SOURCE MATERIAL -
::::::::
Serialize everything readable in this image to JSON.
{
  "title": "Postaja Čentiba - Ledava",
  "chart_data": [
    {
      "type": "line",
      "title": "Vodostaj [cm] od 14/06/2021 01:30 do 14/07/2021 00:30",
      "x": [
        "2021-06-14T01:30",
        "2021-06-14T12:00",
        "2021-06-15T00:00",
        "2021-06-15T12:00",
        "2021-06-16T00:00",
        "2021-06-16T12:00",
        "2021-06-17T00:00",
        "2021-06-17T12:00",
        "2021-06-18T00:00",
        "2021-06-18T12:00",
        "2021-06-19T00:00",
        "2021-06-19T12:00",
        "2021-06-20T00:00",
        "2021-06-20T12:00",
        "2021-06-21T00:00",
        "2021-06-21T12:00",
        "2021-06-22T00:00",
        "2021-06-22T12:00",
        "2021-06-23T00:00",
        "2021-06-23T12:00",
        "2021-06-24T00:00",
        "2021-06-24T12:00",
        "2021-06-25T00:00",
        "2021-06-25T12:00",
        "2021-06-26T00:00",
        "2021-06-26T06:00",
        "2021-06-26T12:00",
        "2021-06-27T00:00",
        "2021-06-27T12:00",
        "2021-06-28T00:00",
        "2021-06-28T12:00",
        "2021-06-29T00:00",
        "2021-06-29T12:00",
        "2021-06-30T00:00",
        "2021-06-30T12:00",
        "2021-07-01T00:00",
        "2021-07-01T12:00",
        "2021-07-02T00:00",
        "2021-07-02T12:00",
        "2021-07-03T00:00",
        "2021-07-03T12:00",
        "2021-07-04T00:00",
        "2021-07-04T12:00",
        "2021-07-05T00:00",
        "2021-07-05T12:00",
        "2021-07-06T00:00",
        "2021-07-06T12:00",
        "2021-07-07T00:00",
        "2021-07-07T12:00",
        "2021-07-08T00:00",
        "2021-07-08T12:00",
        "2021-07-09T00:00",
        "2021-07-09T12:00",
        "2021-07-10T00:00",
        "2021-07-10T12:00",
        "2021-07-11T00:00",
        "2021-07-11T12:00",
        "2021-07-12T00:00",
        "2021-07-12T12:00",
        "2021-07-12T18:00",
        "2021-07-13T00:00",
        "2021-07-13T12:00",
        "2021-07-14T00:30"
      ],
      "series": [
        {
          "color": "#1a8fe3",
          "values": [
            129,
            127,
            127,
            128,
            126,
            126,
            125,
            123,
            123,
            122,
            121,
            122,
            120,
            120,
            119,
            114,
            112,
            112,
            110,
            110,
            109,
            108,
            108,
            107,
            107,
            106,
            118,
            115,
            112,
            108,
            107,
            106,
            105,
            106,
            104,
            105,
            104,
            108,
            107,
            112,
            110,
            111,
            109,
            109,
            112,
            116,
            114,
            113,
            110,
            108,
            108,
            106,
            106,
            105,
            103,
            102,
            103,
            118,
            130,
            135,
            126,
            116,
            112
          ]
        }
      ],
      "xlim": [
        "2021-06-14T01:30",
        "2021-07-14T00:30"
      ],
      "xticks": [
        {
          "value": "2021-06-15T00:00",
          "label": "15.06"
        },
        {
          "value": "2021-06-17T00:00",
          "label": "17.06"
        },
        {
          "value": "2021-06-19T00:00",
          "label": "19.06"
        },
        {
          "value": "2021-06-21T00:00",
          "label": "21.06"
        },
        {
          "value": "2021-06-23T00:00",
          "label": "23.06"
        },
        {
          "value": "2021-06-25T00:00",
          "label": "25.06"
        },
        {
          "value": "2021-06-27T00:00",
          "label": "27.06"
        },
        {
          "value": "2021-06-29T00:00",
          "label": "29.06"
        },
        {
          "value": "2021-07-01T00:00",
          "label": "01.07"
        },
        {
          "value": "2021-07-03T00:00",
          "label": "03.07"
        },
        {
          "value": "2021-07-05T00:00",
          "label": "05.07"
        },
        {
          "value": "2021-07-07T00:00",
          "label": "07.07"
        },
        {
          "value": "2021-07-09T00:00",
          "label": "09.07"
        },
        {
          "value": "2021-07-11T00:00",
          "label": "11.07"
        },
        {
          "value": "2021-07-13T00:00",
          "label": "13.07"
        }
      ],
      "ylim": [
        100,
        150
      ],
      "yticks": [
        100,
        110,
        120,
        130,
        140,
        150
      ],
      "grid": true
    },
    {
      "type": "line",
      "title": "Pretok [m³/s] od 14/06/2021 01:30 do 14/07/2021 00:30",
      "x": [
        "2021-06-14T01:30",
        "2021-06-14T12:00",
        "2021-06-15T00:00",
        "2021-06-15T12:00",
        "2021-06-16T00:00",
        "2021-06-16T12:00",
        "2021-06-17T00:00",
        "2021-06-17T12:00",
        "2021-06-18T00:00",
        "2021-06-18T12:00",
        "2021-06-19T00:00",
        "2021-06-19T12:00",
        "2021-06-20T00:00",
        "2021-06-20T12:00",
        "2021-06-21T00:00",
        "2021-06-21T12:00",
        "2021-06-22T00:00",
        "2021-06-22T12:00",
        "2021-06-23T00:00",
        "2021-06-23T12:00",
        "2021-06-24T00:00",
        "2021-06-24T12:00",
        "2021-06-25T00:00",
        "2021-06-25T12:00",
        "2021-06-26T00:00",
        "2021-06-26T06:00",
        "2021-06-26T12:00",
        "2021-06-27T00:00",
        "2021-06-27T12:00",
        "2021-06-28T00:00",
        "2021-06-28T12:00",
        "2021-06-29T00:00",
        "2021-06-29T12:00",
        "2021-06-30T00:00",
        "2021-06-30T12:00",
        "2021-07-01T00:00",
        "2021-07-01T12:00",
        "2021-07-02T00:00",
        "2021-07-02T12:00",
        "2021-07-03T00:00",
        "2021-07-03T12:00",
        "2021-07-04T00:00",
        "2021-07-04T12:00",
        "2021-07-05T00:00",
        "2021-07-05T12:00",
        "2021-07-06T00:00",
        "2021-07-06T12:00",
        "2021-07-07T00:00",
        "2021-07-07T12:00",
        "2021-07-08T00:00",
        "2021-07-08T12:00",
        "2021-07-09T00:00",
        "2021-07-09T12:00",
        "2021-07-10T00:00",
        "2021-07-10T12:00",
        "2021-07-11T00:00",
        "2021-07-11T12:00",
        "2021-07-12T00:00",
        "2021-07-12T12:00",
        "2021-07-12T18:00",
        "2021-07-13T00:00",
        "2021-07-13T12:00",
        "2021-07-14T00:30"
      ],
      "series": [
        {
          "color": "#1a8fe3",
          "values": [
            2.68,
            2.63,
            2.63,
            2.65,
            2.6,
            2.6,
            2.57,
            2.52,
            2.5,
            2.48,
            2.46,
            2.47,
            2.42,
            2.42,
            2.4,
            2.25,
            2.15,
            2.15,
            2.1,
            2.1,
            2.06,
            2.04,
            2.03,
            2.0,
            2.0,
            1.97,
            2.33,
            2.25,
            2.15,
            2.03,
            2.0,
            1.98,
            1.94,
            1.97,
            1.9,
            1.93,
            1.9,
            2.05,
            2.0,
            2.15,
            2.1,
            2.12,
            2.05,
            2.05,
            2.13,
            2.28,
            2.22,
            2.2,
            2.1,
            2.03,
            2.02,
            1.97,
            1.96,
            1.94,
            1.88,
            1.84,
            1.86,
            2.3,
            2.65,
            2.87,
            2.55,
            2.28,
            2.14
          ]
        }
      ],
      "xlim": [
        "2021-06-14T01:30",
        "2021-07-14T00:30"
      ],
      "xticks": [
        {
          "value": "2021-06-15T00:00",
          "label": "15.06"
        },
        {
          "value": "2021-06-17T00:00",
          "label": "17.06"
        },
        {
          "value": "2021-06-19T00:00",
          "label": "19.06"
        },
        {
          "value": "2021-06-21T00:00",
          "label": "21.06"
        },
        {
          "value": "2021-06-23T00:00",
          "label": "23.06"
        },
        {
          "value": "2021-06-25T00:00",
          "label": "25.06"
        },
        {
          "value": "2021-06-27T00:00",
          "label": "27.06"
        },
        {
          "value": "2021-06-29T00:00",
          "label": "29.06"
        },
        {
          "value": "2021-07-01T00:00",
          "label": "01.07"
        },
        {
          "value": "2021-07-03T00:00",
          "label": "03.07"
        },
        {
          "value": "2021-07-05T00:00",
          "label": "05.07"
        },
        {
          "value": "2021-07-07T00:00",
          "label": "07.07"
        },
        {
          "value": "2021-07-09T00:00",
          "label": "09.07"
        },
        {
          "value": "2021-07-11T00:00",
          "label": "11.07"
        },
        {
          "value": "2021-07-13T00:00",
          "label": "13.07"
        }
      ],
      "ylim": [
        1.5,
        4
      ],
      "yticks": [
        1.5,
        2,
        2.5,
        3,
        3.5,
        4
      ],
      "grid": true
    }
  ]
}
::::::::
In the entries above, some lines may contain the string "title"; report how many, without additional comment.

EXERCISE ANSWER - 3